— begin INPUT ROWS —
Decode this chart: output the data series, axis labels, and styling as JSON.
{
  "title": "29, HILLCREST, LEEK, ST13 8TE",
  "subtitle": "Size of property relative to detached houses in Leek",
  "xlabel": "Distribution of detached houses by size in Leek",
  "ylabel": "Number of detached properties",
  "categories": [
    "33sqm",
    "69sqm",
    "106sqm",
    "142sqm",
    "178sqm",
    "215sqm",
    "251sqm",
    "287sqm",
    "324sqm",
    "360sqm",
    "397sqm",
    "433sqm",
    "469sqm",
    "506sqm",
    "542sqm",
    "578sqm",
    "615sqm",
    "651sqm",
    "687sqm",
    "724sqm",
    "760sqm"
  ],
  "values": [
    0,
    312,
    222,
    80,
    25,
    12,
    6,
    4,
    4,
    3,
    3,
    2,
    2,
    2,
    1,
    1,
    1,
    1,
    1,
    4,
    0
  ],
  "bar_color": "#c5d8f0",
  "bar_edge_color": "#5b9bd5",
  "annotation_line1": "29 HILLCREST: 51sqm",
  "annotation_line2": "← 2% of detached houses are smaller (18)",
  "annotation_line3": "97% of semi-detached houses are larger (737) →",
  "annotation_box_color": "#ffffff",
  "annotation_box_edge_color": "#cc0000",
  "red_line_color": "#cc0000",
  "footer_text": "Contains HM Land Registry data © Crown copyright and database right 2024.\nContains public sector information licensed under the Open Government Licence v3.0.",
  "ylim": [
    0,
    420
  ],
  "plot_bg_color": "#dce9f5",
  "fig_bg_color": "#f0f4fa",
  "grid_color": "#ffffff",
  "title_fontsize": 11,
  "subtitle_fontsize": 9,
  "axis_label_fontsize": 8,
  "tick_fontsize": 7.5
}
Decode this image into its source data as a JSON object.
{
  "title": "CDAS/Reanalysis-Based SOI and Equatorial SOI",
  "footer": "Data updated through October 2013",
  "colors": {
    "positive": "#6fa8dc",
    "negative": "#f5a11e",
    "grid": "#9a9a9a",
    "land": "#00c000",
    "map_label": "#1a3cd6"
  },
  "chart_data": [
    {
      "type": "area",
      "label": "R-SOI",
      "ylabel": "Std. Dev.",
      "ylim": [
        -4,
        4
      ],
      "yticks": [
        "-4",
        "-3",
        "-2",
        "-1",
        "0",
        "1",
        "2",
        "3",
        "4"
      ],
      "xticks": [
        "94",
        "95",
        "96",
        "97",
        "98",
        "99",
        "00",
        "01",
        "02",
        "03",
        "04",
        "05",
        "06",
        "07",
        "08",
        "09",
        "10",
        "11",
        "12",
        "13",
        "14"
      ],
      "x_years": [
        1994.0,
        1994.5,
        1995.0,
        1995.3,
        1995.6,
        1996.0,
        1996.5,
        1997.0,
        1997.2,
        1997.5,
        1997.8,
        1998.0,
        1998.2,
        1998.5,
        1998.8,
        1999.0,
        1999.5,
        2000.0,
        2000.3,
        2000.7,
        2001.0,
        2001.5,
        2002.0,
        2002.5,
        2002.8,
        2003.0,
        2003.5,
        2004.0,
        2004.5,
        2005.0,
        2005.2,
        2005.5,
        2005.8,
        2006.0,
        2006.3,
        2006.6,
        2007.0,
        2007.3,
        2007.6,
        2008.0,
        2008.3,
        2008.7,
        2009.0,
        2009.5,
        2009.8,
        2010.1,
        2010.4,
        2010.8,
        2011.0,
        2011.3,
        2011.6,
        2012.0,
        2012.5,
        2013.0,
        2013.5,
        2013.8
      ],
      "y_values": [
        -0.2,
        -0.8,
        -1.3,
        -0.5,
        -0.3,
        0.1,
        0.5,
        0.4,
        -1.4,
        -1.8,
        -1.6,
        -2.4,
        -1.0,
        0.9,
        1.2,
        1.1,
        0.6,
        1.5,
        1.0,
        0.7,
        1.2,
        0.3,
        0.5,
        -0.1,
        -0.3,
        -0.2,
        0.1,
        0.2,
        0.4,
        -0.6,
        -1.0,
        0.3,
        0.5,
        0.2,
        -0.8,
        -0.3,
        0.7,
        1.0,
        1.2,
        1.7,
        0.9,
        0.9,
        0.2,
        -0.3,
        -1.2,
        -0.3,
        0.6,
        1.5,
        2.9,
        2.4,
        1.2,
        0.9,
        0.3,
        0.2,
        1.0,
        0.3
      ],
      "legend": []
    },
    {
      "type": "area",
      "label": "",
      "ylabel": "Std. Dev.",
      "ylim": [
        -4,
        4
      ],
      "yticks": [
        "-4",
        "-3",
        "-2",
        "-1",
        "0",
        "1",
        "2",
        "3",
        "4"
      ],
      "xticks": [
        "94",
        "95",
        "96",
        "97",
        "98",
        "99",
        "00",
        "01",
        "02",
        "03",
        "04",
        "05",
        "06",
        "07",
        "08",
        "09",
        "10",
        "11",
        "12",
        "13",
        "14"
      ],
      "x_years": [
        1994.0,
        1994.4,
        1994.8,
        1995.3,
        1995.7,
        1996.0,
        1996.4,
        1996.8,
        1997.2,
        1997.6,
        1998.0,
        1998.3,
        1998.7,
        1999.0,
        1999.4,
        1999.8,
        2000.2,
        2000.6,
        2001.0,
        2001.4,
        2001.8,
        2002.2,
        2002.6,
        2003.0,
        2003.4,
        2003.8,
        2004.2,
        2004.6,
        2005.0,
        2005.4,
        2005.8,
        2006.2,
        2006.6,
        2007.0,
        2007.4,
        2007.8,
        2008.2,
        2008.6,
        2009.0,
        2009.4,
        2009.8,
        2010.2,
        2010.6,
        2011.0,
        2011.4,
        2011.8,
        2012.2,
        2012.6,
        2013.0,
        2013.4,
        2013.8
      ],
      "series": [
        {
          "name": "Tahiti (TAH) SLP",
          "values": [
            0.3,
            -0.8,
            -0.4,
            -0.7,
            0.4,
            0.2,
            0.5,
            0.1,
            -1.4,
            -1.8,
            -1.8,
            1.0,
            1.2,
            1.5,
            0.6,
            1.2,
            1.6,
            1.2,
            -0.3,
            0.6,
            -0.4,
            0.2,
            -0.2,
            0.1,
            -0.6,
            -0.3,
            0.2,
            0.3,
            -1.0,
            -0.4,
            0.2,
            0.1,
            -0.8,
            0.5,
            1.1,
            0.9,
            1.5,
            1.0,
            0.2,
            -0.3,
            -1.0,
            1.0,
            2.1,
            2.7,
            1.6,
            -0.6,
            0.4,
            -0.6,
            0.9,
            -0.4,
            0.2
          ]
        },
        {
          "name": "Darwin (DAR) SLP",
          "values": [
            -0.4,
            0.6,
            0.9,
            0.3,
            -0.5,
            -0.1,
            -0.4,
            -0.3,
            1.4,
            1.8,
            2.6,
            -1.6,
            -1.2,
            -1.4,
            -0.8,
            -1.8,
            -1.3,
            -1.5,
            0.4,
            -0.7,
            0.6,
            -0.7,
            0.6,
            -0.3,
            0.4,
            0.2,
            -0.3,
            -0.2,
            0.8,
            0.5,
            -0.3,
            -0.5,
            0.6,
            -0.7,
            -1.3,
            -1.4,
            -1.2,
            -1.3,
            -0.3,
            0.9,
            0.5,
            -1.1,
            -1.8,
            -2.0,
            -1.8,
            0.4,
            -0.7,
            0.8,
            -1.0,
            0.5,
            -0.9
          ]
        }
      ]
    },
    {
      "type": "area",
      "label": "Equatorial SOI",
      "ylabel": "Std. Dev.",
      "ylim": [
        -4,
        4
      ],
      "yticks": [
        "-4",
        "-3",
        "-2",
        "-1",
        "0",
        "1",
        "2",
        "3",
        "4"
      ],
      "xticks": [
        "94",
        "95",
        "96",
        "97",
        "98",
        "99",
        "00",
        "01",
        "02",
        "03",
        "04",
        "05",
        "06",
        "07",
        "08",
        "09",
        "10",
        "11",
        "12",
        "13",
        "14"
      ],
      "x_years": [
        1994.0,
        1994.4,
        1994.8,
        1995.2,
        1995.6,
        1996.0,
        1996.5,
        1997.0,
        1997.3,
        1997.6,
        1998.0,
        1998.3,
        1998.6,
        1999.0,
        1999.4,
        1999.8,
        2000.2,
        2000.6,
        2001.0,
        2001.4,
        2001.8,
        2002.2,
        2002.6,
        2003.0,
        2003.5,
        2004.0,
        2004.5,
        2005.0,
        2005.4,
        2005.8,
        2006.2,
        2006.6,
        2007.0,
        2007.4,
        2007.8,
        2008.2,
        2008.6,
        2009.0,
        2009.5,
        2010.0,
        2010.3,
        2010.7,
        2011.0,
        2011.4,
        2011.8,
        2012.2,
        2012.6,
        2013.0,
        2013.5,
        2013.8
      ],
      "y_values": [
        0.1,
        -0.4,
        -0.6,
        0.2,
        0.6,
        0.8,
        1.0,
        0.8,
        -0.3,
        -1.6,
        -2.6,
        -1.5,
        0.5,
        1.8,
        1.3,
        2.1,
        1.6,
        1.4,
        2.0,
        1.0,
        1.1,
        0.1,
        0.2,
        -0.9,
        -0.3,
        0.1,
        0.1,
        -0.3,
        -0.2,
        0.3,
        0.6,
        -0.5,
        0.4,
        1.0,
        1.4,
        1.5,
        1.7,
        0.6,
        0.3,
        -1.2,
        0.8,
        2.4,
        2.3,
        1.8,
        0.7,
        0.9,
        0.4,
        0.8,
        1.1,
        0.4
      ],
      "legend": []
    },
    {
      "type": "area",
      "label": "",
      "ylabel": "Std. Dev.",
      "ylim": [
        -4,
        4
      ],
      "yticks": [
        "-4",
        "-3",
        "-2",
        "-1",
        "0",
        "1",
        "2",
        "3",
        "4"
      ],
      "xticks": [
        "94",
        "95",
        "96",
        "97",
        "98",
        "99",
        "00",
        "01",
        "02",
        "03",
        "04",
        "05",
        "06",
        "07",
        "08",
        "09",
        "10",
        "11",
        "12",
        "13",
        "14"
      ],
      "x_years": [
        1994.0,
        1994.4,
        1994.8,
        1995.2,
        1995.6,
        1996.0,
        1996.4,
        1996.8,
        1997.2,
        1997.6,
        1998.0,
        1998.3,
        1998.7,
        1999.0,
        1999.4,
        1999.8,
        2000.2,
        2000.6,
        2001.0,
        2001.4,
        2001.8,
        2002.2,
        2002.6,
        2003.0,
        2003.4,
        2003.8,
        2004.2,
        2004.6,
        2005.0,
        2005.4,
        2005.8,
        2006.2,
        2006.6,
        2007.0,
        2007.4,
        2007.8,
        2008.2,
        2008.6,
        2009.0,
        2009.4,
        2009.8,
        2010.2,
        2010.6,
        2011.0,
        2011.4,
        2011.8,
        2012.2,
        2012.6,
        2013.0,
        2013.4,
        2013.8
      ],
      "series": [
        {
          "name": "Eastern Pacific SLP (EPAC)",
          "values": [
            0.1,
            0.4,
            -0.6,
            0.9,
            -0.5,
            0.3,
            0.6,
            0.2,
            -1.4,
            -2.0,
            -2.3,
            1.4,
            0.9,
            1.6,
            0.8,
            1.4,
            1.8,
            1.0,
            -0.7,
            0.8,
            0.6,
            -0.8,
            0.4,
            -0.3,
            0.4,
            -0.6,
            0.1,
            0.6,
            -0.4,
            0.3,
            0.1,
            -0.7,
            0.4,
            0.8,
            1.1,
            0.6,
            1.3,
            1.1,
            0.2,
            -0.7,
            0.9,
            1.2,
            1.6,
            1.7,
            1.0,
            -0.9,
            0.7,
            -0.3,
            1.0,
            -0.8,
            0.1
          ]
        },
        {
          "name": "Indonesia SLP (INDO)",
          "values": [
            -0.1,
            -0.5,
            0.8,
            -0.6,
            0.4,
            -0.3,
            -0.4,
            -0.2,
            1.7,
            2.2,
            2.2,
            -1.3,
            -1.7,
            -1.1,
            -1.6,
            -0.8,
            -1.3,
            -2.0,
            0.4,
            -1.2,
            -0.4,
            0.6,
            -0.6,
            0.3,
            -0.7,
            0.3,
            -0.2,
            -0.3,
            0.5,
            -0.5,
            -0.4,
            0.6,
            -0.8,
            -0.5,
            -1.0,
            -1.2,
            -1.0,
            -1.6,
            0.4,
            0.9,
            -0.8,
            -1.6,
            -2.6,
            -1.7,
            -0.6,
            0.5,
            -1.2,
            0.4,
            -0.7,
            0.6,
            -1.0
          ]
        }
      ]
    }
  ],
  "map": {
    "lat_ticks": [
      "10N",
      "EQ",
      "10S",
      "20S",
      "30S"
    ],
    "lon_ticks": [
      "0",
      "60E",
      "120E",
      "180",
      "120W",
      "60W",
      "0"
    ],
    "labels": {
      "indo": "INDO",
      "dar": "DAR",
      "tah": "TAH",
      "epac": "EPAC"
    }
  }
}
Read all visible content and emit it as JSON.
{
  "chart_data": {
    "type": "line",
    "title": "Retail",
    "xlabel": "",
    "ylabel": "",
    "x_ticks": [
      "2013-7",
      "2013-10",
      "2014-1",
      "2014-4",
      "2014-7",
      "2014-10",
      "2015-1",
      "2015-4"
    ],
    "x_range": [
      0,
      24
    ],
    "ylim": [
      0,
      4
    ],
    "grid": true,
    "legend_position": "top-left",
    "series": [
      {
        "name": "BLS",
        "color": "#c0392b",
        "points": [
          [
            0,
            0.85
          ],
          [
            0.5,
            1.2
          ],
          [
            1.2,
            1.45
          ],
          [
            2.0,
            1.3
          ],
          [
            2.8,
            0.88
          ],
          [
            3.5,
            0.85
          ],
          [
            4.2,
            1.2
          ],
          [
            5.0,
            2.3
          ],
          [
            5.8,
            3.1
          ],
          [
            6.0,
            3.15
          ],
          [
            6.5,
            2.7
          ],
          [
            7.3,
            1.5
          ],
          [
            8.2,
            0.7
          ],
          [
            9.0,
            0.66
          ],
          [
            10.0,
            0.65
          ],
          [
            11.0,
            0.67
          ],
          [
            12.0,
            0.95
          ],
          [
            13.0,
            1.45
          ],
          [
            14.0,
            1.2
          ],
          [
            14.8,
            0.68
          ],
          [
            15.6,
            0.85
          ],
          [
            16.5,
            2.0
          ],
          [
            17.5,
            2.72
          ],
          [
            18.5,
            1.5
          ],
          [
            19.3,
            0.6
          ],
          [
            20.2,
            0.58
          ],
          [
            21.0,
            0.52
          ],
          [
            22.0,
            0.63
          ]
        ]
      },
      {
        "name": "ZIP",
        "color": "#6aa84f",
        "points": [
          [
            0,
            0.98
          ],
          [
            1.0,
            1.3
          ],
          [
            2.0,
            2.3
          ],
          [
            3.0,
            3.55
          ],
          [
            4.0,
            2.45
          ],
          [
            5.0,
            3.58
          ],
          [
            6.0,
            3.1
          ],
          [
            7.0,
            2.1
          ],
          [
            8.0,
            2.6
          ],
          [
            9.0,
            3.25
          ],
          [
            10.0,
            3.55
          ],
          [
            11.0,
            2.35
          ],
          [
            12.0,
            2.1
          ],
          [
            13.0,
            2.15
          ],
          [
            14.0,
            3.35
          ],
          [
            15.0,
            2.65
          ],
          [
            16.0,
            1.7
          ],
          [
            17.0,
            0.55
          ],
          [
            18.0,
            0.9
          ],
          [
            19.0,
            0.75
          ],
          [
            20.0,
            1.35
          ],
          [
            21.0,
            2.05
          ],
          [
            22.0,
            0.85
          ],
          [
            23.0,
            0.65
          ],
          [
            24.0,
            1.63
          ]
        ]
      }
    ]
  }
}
— end INPUT ROWS —
*EXERCISE DIRECTIONS*
Which lines contain the word "xlabel"? Return each of them.

*PROBLEM SOLUTION*
  "xlabel": "Distribution of detached houses by size in Leek",
    "xlabel": "",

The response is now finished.